Each record below is to be copied word for word, with pictures removed.

## Data records
========================================================================

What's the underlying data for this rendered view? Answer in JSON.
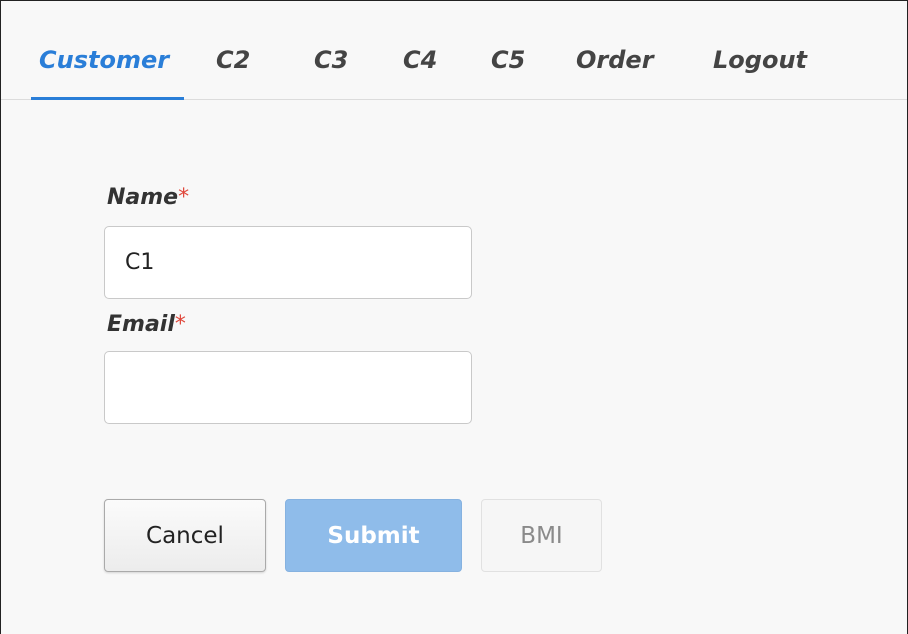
{
  "tabs": [
    {
      "label": "Customer",
      "active": true
    },
    {
      "label": "C2"
    },
    {
      "label": "C3"
    },
    {
      "label": "C4"
    },
    {
      "label": "C5"
    },
    {
      "label": "Order"
    },
    {
      "label": "Logout"
    }
  ],
  "form": {
    "name_label": "Name",
    "name_required": "*",
    "name_value": "C1",
    "email_label": "Email",
    "email_required": "*",
    "email_value": ""
  },
  "buttons": {
    "cancel": "Cancel",
    "submit": "Submit",
    "bmi": "BMI"
  },
  "colors": {
    "active_tab": "#2a7ed8",
    "required_marker": "#e0483c",
    "submit_bg": "#8fbcea"
  }
}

========================================================================

## Final answer
What's the underlying data for this rendered view? Answer in JSON.
{
  "tabs": [
    {
      "label": "Customer",
      "active": true
    },
    {
      "label": "C2"
    },
    {
      "label": "C3"
    },
    {
      "label": "C4"
    },
    {
      "label": "C5"
    },
    {
      "label": "Order"
    },
    {
      "label": "Logout"
    }
  ],
  "form": {
    "name_label": "Name",
    "name_required": "*",
    "name_value": "C1",
    "email_label": "Email",
    "email_required": "*",
    "email_value": ""
  },
  "buttons": {
    "cancel": "Cancel",
    "submit": "Submit",
    "bmi": "BMI"
  },
  "colors": {
    "active_tab": "#2a7ed8",
    "required_marker": "#e0483c",
    "submit_bg": "#8fbcea"
  }
}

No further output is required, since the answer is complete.